[Entries with figure data]
======
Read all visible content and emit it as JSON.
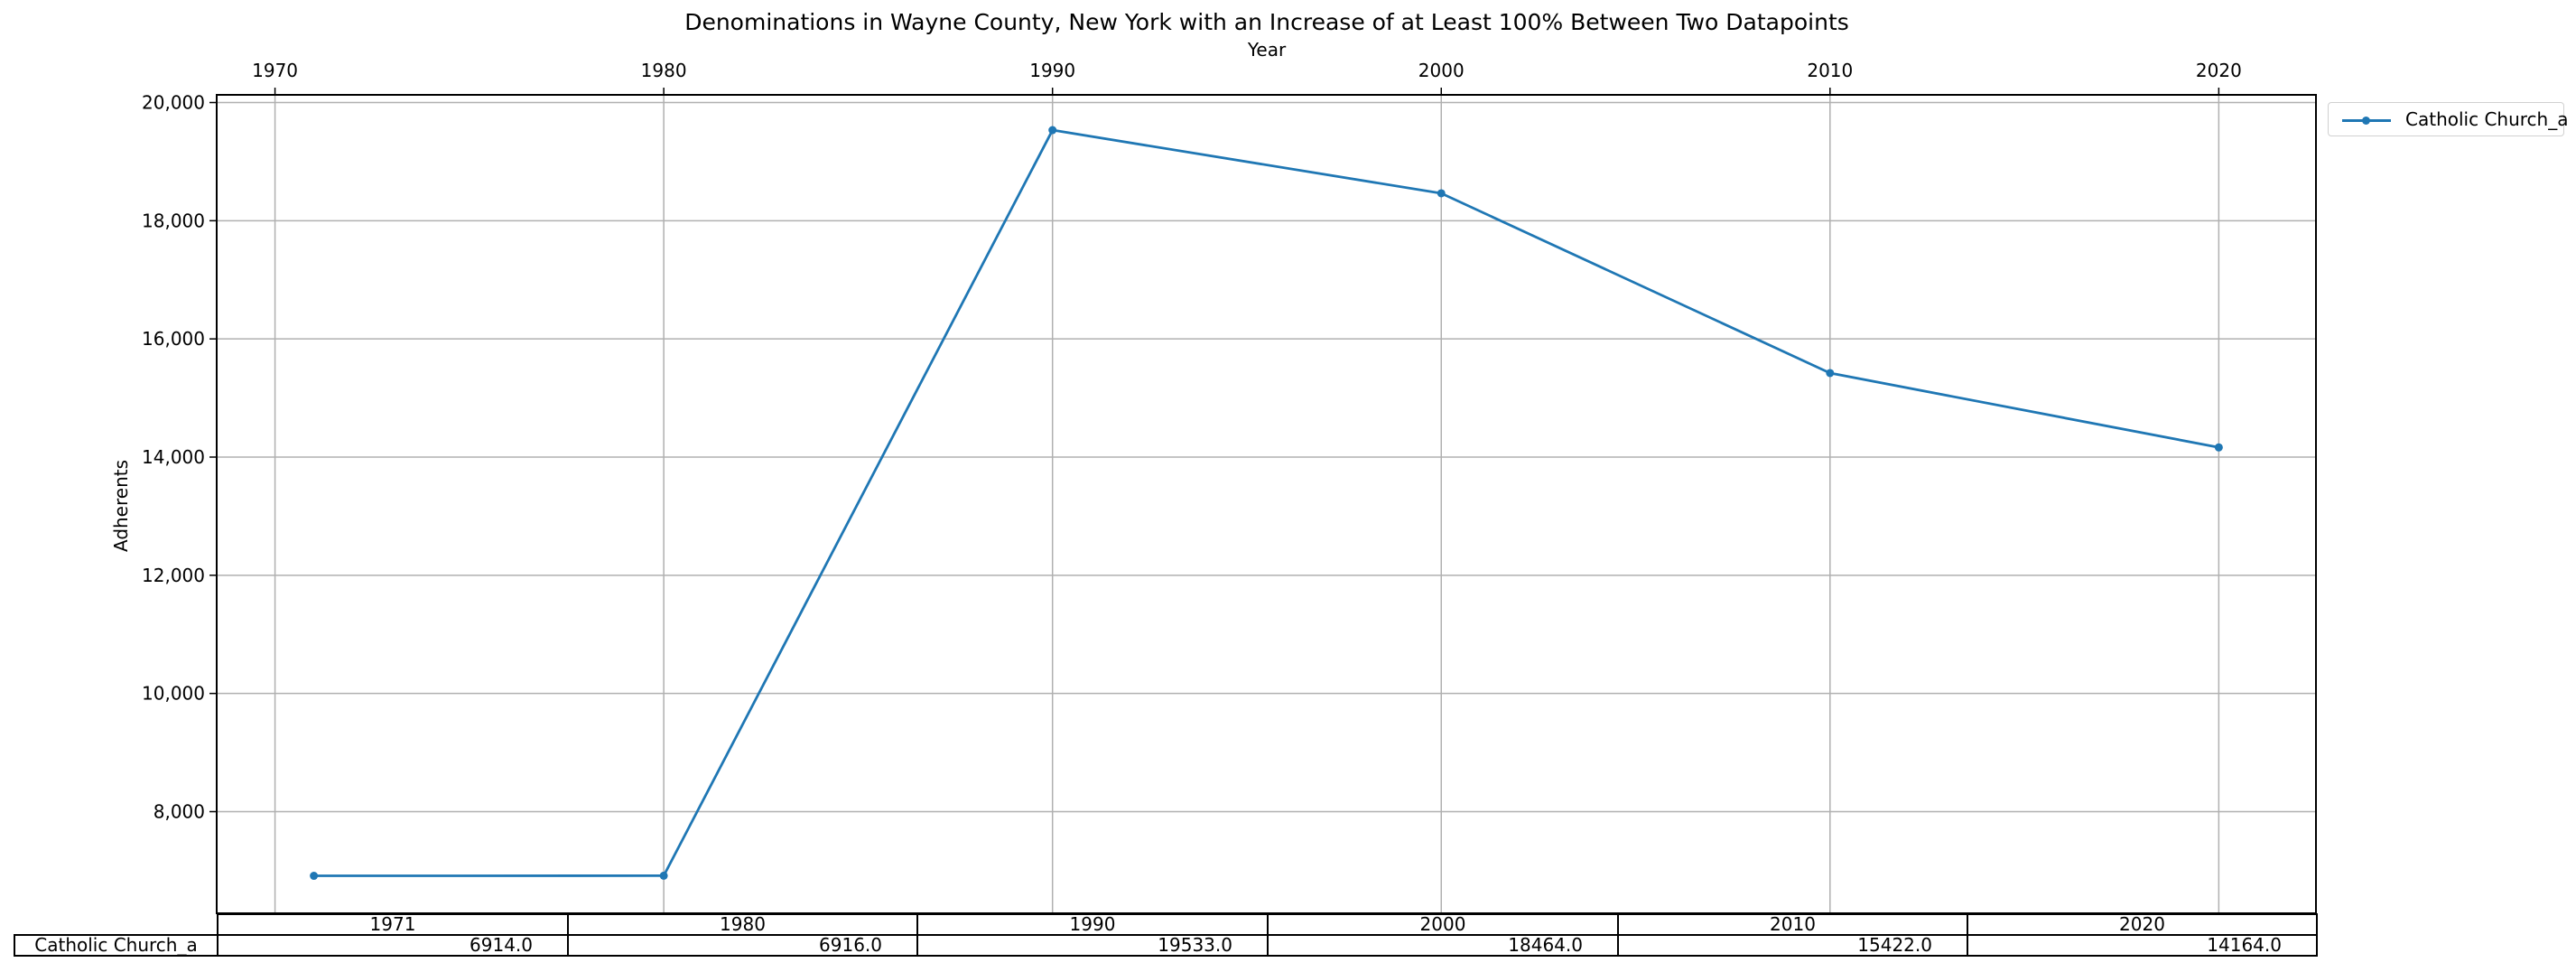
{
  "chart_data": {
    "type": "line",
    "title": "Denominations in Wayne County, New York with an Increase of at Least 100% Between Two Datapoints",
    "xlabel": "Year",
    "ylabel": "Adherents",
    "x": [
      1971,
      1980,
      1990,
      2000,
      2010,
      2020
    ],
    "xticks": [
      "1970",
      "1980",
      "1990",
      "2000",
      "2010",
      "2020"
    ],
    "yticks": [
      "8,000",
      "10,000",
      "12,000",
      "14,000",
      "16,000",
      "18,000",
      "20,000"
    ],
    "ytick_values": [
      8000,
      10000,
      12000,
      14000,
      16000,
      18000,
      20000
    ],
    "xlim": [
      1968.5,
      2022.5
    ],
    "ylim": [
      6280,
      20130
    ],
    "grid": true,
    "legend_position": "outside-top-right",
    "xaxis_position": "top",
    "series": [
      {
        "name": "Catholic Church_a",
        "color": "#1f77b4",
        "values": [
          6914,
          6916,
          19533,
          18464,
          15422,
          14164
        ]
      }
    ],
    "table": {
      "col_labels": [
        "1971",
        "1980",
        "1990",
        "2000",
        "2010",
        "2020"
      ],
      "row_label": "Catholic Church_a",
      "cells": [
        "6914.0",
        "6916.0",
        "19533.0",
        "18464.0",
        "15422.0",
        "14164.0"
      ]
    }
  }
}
======
# [Objective]
Output an exact copy of the material, with the pictures removed.

# [Result]
Read all visible content and emit it as JSON.
{
  "chart_data": {
    "type": "line",
    "title": "Denominations in Wayne County, New York with an Increase of at Least 100% Between Two Datapoints",
    "xlabel": "Year",
    "ylabel": "Adherents",
    "x": [
      1971,
      1980,
      1990,
      2000,
      2010,
      2020
    ],
    "xticks": [
      "1970",
      "1980",
      "1990",
      "2000",
      "2010",
      "2020"
    ],
    "yticks": [
      "8,000",
      "10,000",
      "12,000",
      "14,000",
      "16,000",
      "18,000",
      "20,000"
    ],
    "ytick_values": [
      8000,
      10000,
      12000,
      14000,
      16000,
      18000,
      20000
    ],
    "xlim": [
      1968.5,
      2022.5
    ],
    "ylim": [
      6280,
      20130
    ],
    "grid": true,
    "legend_position": "outside-top-right",
    "xaxis_position": "top",
    "series": [
      {
        "name": "Catholic Church_a",
        "color": "#1f77b4",
        "values": [
          6914,
          6916,
          19533,
          18464,
          15422,
          14164
        ]
      }
    ],
    "table": {
      "col_labels": [
        "1971",
        "1980",
        "1990",
        "2000",
        "2010",
        "2020"
      ],
      "row_label": "Catholic Church_a",
      "cells": [
        "6914.0",
        "6916.0",
        "19533.0",
        "18464.0",
        "15422.0",
        "14164.0"
      ]
    }
  }
}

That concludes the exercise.